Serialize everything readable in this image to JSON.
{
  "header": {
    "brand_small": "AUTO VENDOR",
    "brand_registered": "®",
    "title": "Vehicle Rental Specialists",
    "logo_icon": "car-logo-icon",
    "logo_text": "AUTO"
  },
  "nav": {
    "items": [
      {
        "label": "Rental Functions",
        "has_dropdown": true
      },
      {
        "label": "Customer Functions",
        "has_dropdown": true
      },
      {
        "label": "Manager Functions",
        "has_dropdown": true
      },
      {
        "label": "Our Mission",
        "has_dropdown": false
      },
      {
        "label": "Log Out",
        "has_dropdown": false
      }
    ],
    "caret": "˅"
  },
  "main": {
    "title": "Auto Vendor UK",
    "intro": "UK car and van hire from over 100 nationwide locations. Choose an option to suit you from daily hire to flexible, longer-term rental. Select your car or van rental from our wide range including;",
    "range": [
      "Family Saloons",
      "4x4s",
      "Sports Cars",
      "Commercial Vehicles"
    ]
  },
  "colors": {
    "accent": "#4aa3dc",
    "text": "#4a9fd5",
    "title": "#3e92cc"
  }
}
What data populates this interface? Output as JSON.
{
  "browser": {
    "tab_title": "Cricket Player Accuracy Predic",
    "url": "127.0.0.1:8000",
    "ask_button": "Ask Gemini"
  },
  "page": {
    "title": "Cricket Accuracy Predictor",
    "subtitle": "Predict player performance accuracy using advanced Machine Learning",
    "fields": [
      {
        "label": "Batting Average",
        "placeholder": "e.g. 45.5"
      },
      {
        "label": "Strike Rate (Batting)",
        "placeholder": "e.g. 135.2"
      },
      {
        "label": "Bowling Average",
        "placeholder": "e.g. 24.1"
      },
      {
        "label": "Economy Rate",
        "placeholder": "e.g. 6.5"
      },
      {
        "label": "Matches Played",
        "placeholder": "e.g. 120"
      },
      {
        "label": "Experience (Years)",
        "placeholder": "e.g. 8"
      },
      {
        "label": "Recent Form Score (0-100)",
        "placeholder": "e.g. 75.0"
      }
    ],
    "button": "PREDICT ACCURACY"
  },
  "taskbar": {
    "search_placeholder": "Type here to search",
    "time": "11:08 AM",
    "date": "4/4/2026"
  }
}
__________
■ Written task
Each record above should be restated word for word.

■ Final answer
Serialize everything readable in this image to JSON.
{
  "header": {
    "brand_small": "AUTO VENDOR",
    "brand_registered": "®",
    "title": "Vehicle Rental Specialists",
    "logo_icon": "car-logo-icon",
    "logo_text": "AUTO"
  },
  "nav": {
    "items": [
      {
        "label": "Rental Functions",
        "has_dropdown": true
      },
      {
        "label": "Customer Functions",
        "has_dropdown": true
      },
      {
        "label": "Manager Functions",
        "has_dropdown": true
      },
      {
        "label": "Our Mission",
        "has_dropdown": false
      },
      {
        "label": "Log Out",
        "has_dropdown": false
      }
    ],
    "caret": "˅"
  },
  "main": {
    "title": "Auto Vendor UK",
    "intro": "UK car and van hire from over 100 nationwide locations. Choose an option to suit you from daily hire to flexible, longer-term rental. Select your car or van rental from our wide range including;",
    "range": [
      "Family Saloons",
      "4x4s",
      "Sports Cars",
      "Commercial Vehicles"
    ]
  },
  "colors": {
    "accent": "#4aa3dc",
    "text": "#4a9fd5",
    "title": "#3e92cc"
  }
}
What data populates this interface? Output as JSON.
{
  "browser": {
    "tab_title": "Cricket Player Accuracy Predic",
    "url": "127.0.0.1:8000",
    "ask_button": "Ask Gemini"
  },
  "page": {
    "title": "Cricket Accuracy Predictor",
    "subtitle": "Predict player performance accuracy using advanced Machine Learning",
    "fields": [
      {
        "label": "Batting Average",
        "placeholder": "e.g. 45.5"
      },
      {
        "label": "Strike Rate (Batting)",
        "placeholder": "e.g. 135.2"
      },
      {
        "label": "Bowling Average",
        "placeholder": "e.g. 24.1"
      },
      {
        "label": "Economy Rate",
        "placeholder": "e.g. 6.5"
      },
      {
        "label": "Matches Played",
        "placeholder": "e.g. 120"
      },
      {
        "label": "Experience (Years)",
        "placeholder": "e.g. 8"
      },
      {
        "label": "Recent Form Score (0-100)",
        "placeholder": "e.g. 75.0"
      }
    ],
    "button": "PREDICT ACCURACY"
  },
  "taskbar": {
    "search_placeholder": "Type here to search",
    "time": "11:08 AM",
    "date": "4/4/2026"
  }
}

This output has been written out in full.